WHAT IS REQUIRED: Return each entry exactly, with none missing.
#### DATASET EXCERPTS ####
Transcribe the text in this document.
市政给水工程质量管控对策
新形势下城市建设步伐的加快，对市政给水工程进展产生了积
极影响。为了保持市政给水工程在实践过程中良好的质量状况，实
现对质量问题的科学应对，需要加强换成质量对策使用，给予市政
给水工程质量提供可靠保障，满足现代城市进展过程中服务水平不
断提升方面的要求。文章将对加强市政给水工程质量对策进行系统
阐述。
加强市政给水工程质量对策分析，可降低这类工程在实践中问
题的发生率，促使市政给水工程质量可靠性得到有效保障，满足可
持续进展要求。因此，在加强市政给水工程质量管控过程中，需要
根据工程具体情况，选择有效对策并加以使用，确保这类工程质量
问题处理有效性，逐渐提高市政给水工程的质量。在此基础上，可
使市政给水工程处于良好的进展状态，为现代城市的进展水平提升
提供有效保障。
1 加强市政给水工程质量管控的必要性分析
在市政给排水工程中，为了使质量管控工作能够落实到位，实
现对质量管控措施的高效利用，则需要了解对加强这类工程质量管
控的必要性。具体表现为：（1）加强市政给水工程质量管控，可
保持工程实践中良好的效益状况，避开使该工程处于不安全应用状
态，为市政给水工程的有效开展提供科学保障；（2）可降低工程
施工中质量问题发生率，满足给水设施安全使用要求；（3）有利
####
CORRECT OUTPUT:
Transcribe the text in this document.
市政给水工程质量管控对策
新形势下城市建设步伐的加快，对市政给水工程进展产生了积
极影响。为了保持市政给水工程在实践过程中良好的质量状况，实
现对质量问题的科学应对，需要加强换成质量对策使用，给予市政
给水工程质量提供可靠保障，满足现代城市进展过程中服务水平不
断提升方面的要求。文章将对加强市政给水工程质量对策进行系统
阐述。
加强市政给水工程质量对策分析，可降低这类工程在实践中问
题的发生率，促使市政给水工程质量可靠性得到有效保障，满足可
持续进展要求。因此，在加强市政给水工程质量管控过程中，需要
根据工程具体情况，选择有效对策并加以使用，确保这类工程质量
问题处理有效性，逐渐提高市政给水工程的质量。在此基础上，可
使市政给水工程处于良好的进展状态，为现代城市的进展水平提升
提供有效保障。
1 加强市政给水工程质量管控的必要性分析
在市政给排水工程中，为了使质量管控工作能够落实到位，实
现对质量管控措施的高效利用，则需要了解对加强这类工程质量管
控的必要性。具体表现为：（1）加强市政给水工程质量管控，可
保持工程实践中良好的效益状况，避开使该工程处于不安全应用状
态，为市政给水工程的有效开展提供科学保障；（2）可降低工程
施工中质量问题发生率，满足给水设施安全使用要求；（3）有利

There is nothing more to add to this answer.